=== Work instructions ===
Pictures in the data below are not part of the copy; transcribe everything else exactly.

· · · · · · ·

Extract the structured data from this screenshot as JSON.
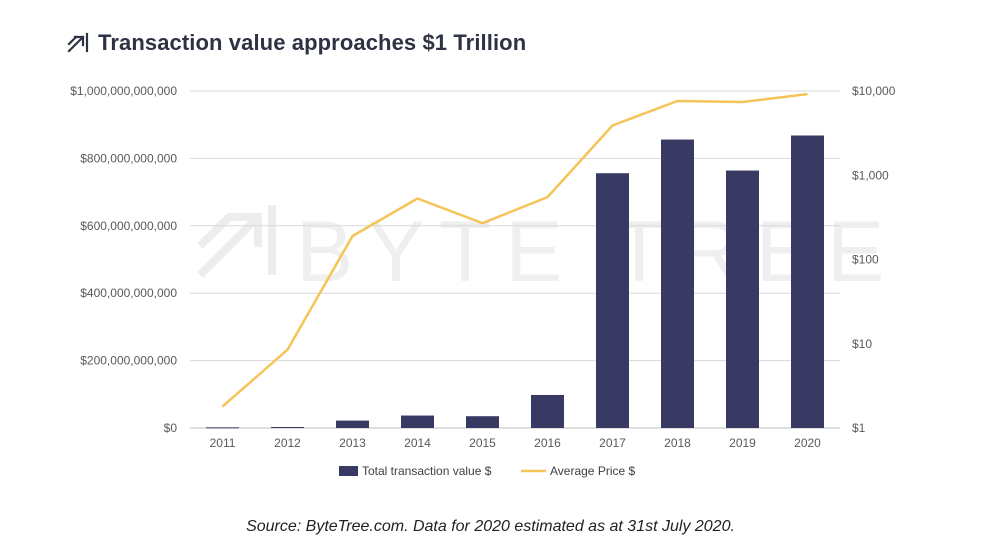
{
  "title": "Transaction value approaches $1 Trillion",
  "watermark": "BYTE TREE",
  "source": "Source: ByteTree.com. Data for 2020 estimated as at 31st July 2020.",
  "colors": {
    "bar": "#383a63",
    "line": "#f5c458",
    "grid": "#d9d9d9",
    "title": "#2e3344",
    "tick": "#595959"
  },
  "chart_data": {
    "type": "bar",
    "categories": [
      "2011",
      "2012",
      "2013",
      "2014",
      "2015",
      "2016",
      "2017",
      "2018",
      "2019",
      "2020"
    ],
    "series": [
      {
        "name": "Total transaction value $",
        "type": "bar",
        "axis": "left",
        "values": [
          2000000000,
          3000000000,
          22000000000,
          37000000000,
          35000000000,
          98000000000,
          756000000000,
          856000000000,
          764000000000,
          868000000000
        ]
      },
      {
        "name": "Average Price $",
        "type": "line",
        "axis": "right",
        "values": [
          1.8,
          8.5,
          190,
          530,
          270,
          550,
          3900,
          7600,
          7400,
          9200
        ]
      }
    ],
    "y_left": {
      "ticks": [
        0,
        200000000000,
        400000000000,
        600000000000,
        800000000000,
        1000000000000
      ],
      "tick_labels": [
        "$0",
        "$200,000,000,000",
        "$400,000,000,000",
        "$600,000,000,000",
        "$800,000,000,000",
        "$1,000,000,000,000"
      ],
      "ylim": [
        0,
        1000000000000
      ]
    },
    "y_right": {
      "scale": "log",
      "ticks": [
        1,
        10,
        100,
        1000,
        10000
      ],
      "tick_labels": [
        "$1",
        "$10",
        "$100",
        "$1,000",
        "$10,000"
      ],
      "ylim": [
        1,
        10000
      ]
    },
    "grid": true,
    "legend": "bottom"
  }
}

· · · · · · ·

=== Result of the task ===
Extract the structured data from this screenshot as JSON.
{
  "title": "Transaction value approaches $1 Trillion",
  "watermark": "BYTE TREE",
  "source": "Source: ByteTree.com. Data for 2020 estimated as at 31st July 2020.",
  "colors": {
    "bar": "#383a63",
    "line": "#f5c458",
    "grid": "#d9d9d9",
    "title": "#2e3344",
    "tick": "#595959"
  },
  "chart_data": {
    "type": "bar",
    "categories": [
      "2011",
      "2012",
      "2013",
      "2014",
      "2015",
      "2016",
      "2017",
      "2018",
      "2019",
      "2020"
    ],
    "series": [
      {
        "name": "Total transaction value $",
        "type": "bar",
        "axis": "left",
        "values": [
          2000000000,
          3000000000,
          22000000000,
          37000000000,
          35000000000,
          98000000000,
          756000000000,
          856000000000,
          764000000000,
          868000000000
        ]
      },
      {
        "name": "Average Price $",
        "type": "line",
        "axis": "right",
        "values": [
          1.8,
          8.5,
          190,
          530,
          270,
          550,
          3900,
          7600,
          7400,
          9200
        ]
      }
    ],
    "y_left": {
      "ticks": [
        0,
        200000000000,
        400000000000,
        600000000000,
        800000000000,
        1000000000000
      ],
      "tick_labels": [
        "$0",
        "$200,000,000,000",
        "$400,000,000,000",
        "$600,000,000,000",
        "$800,000,000,000",
        "$1,000,000,000,000"
      ],
      "ylim": [
        0,
        1000000000000
      ]
    },
    "y_right": {
      "scale": "log",
      "ticks": [
        1,
        10,
        100,
        1000,
        10000
      ],
      "tick_labels": [
        "$1",
        "$10",
        "$100",
        "$1,000",
        "$10,000"
      ],
      "ylim": [
        1,
        10000
      ]
    },
    "grid": true,
    "legend": "bottom"
  }
}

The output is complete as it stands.